--- start Dataset content ---

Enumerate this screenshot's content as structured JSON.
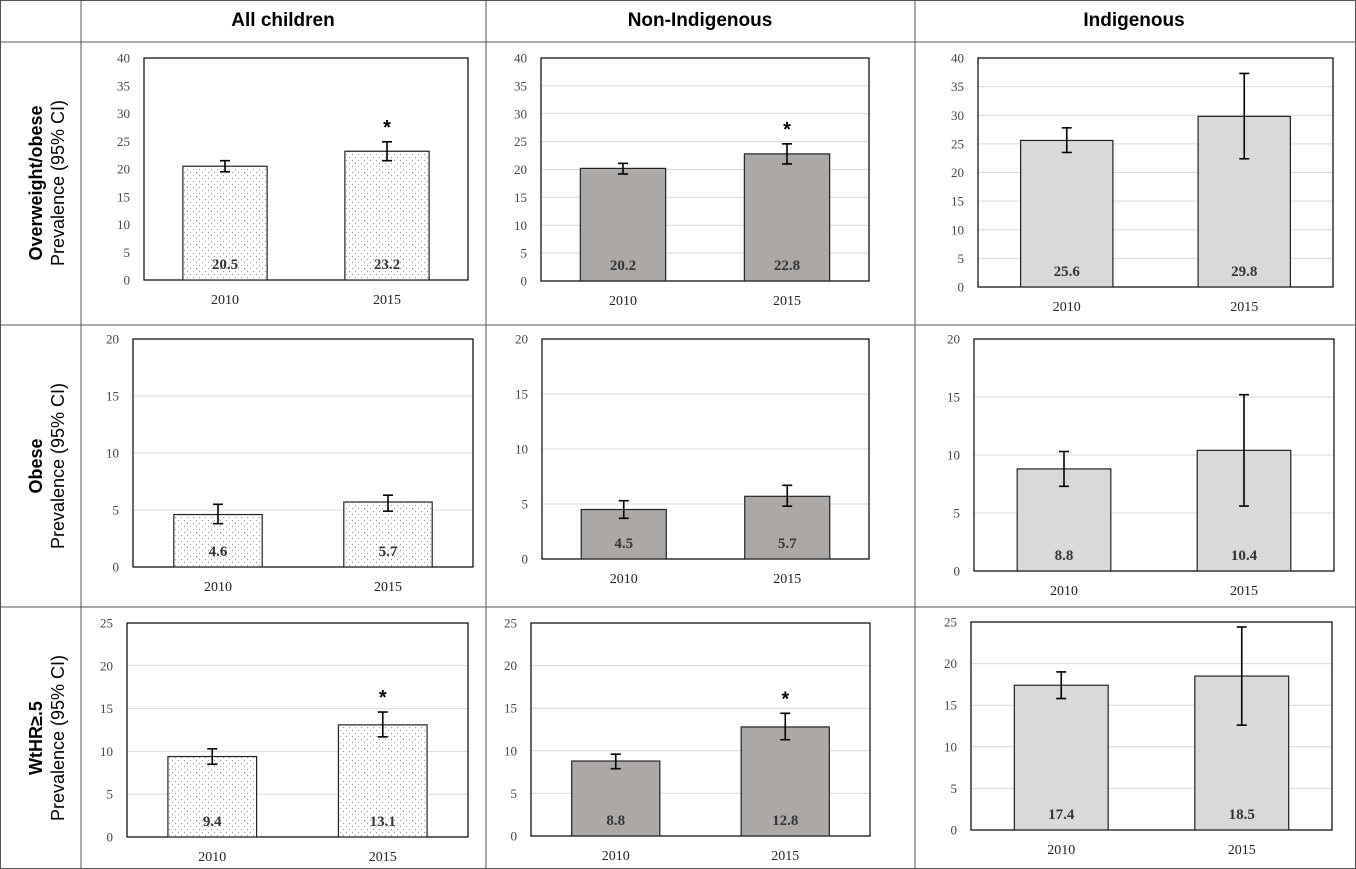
{
  "table": {
    "column_headers": [
      "All children",
      "Non-Indigenous",
      "Indigenous"
    ],
    "row_labels": [
      {
        "main": "Overweight/obese",
        "sub": "Prevalence (95% CI)"
      },
      {
        "main": "Obese",
        "sub": "Prevalence (95% CI)"
      },
      {
        "main": "WtHR≥.5",
        "sub": "Prevalence (95% CI)"
      }
    ]
  },
  "colors": {
    "all_children_fill": "#ffffff",
    "non_indigenous_fill": "#aca8a6",
    "indigenous_fill": "#d9d9d9",
    "bar_stroke": "#222222",
    "gridline": "#d9d9d9",
    "cell_border": "#555555"
  },
  "chart_data": [
    {
      "type": "bar",
      "row": "Overweight/obese",
      "group": "All children",
      "categories": [
        "2010",
        "2015"
      ],
      "values": [
        20.5,
        23.2
      ],
      "ci_low": [
        19.5,
        21.5
      ],
      "ci_high": [
        21.5,
        24.9
      ],
      "significant": [
        "",
        "*"
      ],
      "ylim": [
        0,
        40
      ],
      "yticks": [
        "0",
        "5",
        "10",
        "15",
        "20",
        "25",
        "30",
        "35",
        "40"
      ],
      "pattern": "dotted",
      "grid": false
    },
    {
      "type": "bar",
      "row": "Overweight/obese",
      "group": "Non-Indigenous",
      "categories": [
        "2010",
        "2015"
      ],
      "values": [
        20.2,
        22.8
      ],
      "ci_low": [
        19.2,
        21.0
      ],
      "ci_high": [
        21.1,
        24.6
      ],
      "significant": [
        "",
        "*"
      ],
      "ylim": [
        0,
        40
      ],
      "yticks": [
        "0",
        "5",
        "10",
        "15",
        "20",
        "25",
        "30",
        "35",
        "40"
      ],
      "pattern": "solid",
      "grid": true
    },
    {
      "type": "bar",
      "row": "Overweight/obese",
      "group": "Indigenous",
      "categories": [
        "2010",
        "2015"
      ],
      "values": [
        25.6,
        29.8
      ],
      "ci_low": [
        23.5,
        22.4
      ],
      "ci_high": [
        27.8,
        37.3
      ],
      "significant": [
        "",
        ""
      ],
      "ylim": [
        0,
        40
      ],
      "yticks": [
        "0",
        "5",
        "10",
        "15",
        "20",
        "25",
        "30",
        "35",
        "40"
      ],
      "pattern": "solid",
      "grid": true
    },
    {
      "type": "bar",
      "row": "Obese",
      "group": "All children",
      "categories": [
        "2010",
        "2015"
      ],
      "values": [
        4.6,
        5.7
      ],
      "ci_low": [
        3.8,
        4.9
      ],
      "ci_high": [
        5.5,
        6.3
      ],
      "significant": [
        "",
        ""
      ],
      "ylim": [
        0,
        20
      ],
      "yticks": [
        "0",
        "5",
        "10",
        "15",
        "20"
      ],
      "pattern": "dotted",
      "grid": true
    },
    {
      "type": "bar",
      "row": "Obese",
      "group": "Non-Indigenous",
      "categories": [
        "2010",
        "2015"
      ],
      "values": [
        4.5,
        5.7
      ],
      "ci_low": [
        3.7,
        4.8
      ],
      "ci_high": [
        5.3,
        6.7
      ],
      "significant": [
        "",
        ""
      ],
      "ylim": [
        0,
        20
      ],
      "yticks": [
        "0",
        "5",
        "10",
        "15",
        "20"
      ],
      "pattern": "solid",
      "grid": true
    },
    {
      "type": "bar",
      "row": "Obese",
      "group": "Indigenous",
      "categories": [
        "2010",
        "2015"
      ],
      "values": [
        8.8,
        10.4
      ],
      "ci_low": [
        7.3,
        5.6
      ],
      "ci_high": [
        10.3,
        15.2
      ],
      "significant": [
        "",
        ""
      ],
      "ylim": [
        0,
        20
      ],
      "yticks": [
        "0",
        "5",
        "10",
        "15",
        "20"
      ],
      "pattern": "solid",
      "grid": true
    },
    {
      "type": "bar",
      "row": "WtHR≥.5",
      "group": "All children",
      "categories": [
        "2010",
        "2015"
      ],
      "values": [
        9.4,
        13.1
      ],
      "ci_low": [
        8.5,
        11.7
      ],
      "ci_high": [
        10.3,
        14.6
      ],
      "significant": [
        "",
        "*"
      ],
      "ylim": [
        0,
        25
      ],
      "yticks": [
        "0",
        "5",
        "10",
        "15",
        "20",
        "25"
      ],
      "pattern": "dotted",
      "grid": true
    },
    {
      "type": "bar",
      "row": "WtHR≥.5",
      "group": "Non-Indigenous",
      "categories": [
        "2010",
        "2015"
      ],
      "values": [
        8.8,
        12.8
      ],
      "ci_low": [
        7.9,
        11.3
      ],
      "ci_high": [
        9.6,
        14.4
      ],
      "significant": [
        "",
        "*"
      ],
      "ylim": [
        0,
        25
      ],
      "yticks": [
        "0",
        "5",
        "10",
        "15",
        "20",
        "25"
      ],
      "pattern": "solid",
      "grid": true
    },
    {
      "type": "bar",
      "row": "WtHR≥.5",
      "group": "Indigenous",
      "categories": [
        "2010",
        "2015"
      ],
      "values": [
        17.4,
        18.5
      ],
      "ci_low": [
        15.8,
        12.6
      ],
      "ci_high": [
        19.0,
        24.4
      ],
      "significant": [
        "",
        ""
      ],
      "ylim": [
        0,
        25
      ],
      "yticks": [
        "0",
        "5",
        "10",
        "15",
        "20",
        "25"
      ],
      "pattern": "solid",
      "grid": true
    }
  ]
}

--- end Dataset content ---

◆ **Exercise description**:
Quote the listing above in full, except for the pictures.

◆ **Solution for this problem**:
Enumerate this screenshot's content as structured JSON.
{
  "table": {
    "column_headers": [
      "All children",
      "Non-Indigenous",
      "Indigenous"
    ],
    "row_labels": [
      {
        "main": "Overweight/obese",
        "sub": "Prevalence (95% CI)"
      },
      {
        "main": "Obese",
        "sub": "Prevalence (95% CI)"
      },
      {
        "main": "WtHR≥.5",
        "sub": "Prevalence (95% CI)"
      }
    ]
  },
  "colors": {
    "all_children_fill": "#ffffff",
    "non_indigenous_fill": "#aca8a6",
    "indigenous_fill": "#d9d9d9",
    "bar_stroke": "#222222",
    "gridline": "#d9d9d9",
    "cell_border": "#555555"
  },
  "chart_data": [
    {
      "type": "bar",
      "row": "Overweight/obese",
      "group": "All children",
      "categories": [
        "2010",
        "2015"
      ],
      "values": [
        20.5,
        23.2
      ],
      "ci_low": [
        19.5,
        21.5
      ],
      "ci_high": [
        21.5,
        24.9
      ],
      "significant": [
        "",
        "*"
      ],
      "ylim": [
        0,
        40
      ],
      "yticks": [
        "0",
        "5",
        "10",
        "15",
        "20",
        "25",
        "30",
        "35",
        "40"
      ],
      "pattern": "dotted",
      "grid": false
    },
    {
      "type": "bar",
      "row": "Overweight/obese",
      "group": "Non-Indigenous",
      "categories": [
        "2010",
        "2015"
      ],
      "values": [
        20.2,
        22.8
      ],
      "ci_low": [
        19.2,
        21.0
      ],
      "ci_high": [
        21.1,
        24.6
      ],
      "significant": [
        "",
        "*"
      ],
      "ylim": [
        0,
        40
      ],
      "yticks": [
        "0",
        "5",
        "10",
        "15",
        "20",
        "25",
        "30",
        "35",
        "40"
      ],
      "pattern": "solid",
      "grid": true
    },
    {
      "type": "bar",
      "row": "Overweight/obese",
      "group": "Indigenous",
      "categories": [
        "2010",
        "2015"
      ],
      "values": [
        25.6,
        29.8
      ],
      "ci_low": [
        23.5,
        22.4
      ],
      "ci_high": [
        27.8,
        37.3
      ],
      "significant": [
        "",
        ""
      ],
      "ylim": [
        0,
        40
      ],
      "yticks": [
        "0",
        "5",
        "10",
        "15",
        "20",
        "25",
        "30",
        "35",
        "40"
      ],
      "pattern": "solid",
      "grid": true
    },
    {
      "type": "bar",
      "row": "Obese",
      "group": "All children",
      "categories": [
        "2010",
        "2015"
      ],
      "values": [
        4.6,
        5.7
      ],
      "ci_low": [
        3.8,
        4.9
      ],
      "ci_high": [
        5.5,
        6.3
      ],
      "significant": [
        "",
        ""
      ],
      "ylim": [
        0,
        20
      ],
      "yticks": [
        "0",
        "5",
        "10",
        "15",
        "20"
      ],
      "pattern": "dotted",
      "grid": true
    },
    {
      "type": "bar",
      "row": "Obese",
      "group": "Non-Indigenous",
      "categories": [
        "2010",
        "2015"
      ],
      "values": [
        4.5,
        5.7
      ],
      "ci_low": [
        3.7,
        4.8
      ],
      "ci_high": [
        5.3,
        6.7
      ],
      "significant": [
        "",
        ""
      ],
      "ylim": [
        0,
        20
      ],
      "yticks": [
        "0",
        "5",
        "10",
        "15",
        "20"
      ],
      "pattern": "solid",
      "grid": true
    },
    {
      "type": "bar",
      "row": "Obese",
      "group": "Indigenous",
      "categories": [
        "2010",
        "2015"
      ],
      "values": [
        8.8,
        10.4
      ],
      "ci_low": [
        7.3,
        5.6
      ],
      "ci_high": [
        10.3,
        15.2
      ],
      "significant": [
        "",
        ""
      ],
      "ylim": [
        0,
        20
      ],
      "yticks": [
        "0",
        "5",
        "10",
        "15",
        "20"
      ],
      "pattern": "solid",
      "grid": true
    },
    {
      "type": "bar",
      "row": "WtHR≥.5",
      "group": "All children",
      "categories": [
        "2010",
        "2015"
      ],
      "values": [
        9.4,
        13.1
      ],
      "ci_low": [
        8.5,
        11.7
      ],
      "ci_high": [
        10.3,
        14.6
      ],
      "significant": [
        "",
        "*"
      ],
      "ylim": [
        0,
        25
      ],
      "yticks": [
        "0",
        "5",
        "10",
        "15",
        "20",
        "25"
      ],
      "pattern": "dotted",
      "grid": true
    },
    {
      "type": "bar",
      "row": "WtHR≥.5",
      "group": "Non-Indigenous",
      "categories": [
        "2010",
        "2015"
      ],
      "values": [
        8.8,
        12.8
      ],
      "ci_low": [
        7.9,
        11.3
      ],
      "ci_high": [
        9.6,
        14.4
      ],
      "significant": [
        "",
        "*"
      ],
      "ylim": [
        0,
        25
      ],
      "yticks": [
        "0",
        "5",
        "10",
        "15",
        "20",
        "25"
      ],
      "pattern": "solid",
      "grid": true
    },
    {
      "type": "bar",
      "row": "WtHR≥.5",
      "group": "Indigenous",
      "categories": [
        "2010",
        "2015"
      ],
      "values": [
        17.4,
        18.5
      ],
      "ci_low": [
        15.8,
        12.6
      ],
      "ci_high": [
        19.0,
        24.4
      ],
      "significant": [
        "",
        ""
      ],
      "ylim": [
        0,
        25
      ],
      "yticks": [
        "0",
        "5",
        "10",
        "15",
        "20",
        "25"
      ],
      "pattern": "solid",
      "grid": true
    }
  ]
}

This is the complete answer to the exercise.